§ What you will do
Copy out each line exactly; pictures stay out of the copy.

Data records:
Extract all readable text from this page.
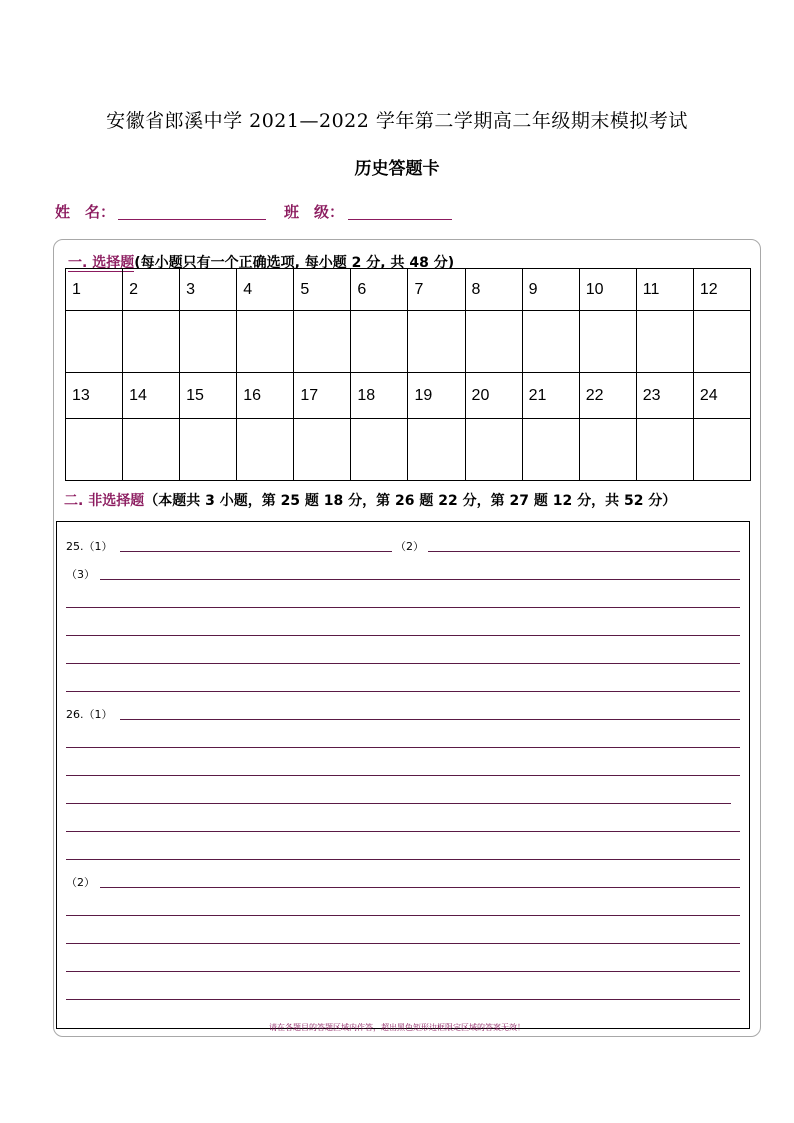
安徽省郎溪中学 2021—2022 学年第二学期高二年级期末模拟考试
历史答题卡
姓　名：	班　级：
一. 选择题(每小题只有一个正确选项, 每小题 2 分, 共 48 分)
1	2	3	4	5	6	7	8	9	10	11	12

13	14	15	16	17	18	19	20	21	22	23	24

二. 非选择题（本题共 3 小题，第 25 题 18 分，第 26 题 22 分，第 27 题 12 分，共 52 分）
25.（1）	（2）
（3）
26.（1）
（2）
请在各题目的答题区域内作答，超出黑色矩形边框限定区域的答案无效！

§ The result
Extract all readable text from this page.
安徽省郎溪中学 2021—2022 学年第二学期高二年级期末模拟考试
历史答题卡
姓　名：	班　级：
一. 选择题(每小题只有一个正确选项, 每小题 2 分, 共 48 分)
1	2	3	4	5	6	7	8	9	10	11	12

13	14	15	16	17	18	19	20	21	22	23	24

二. 非选择题（本题共 3 小题，第 25 题 18 分，第 26 题 22 分，第 27 题 12 分，共 52 分）
25.（1）	（2）
（3）
26.（1）
（2）
请在各题目的答题区域内作答，超出黑色矩形边框限定区域的答案无效！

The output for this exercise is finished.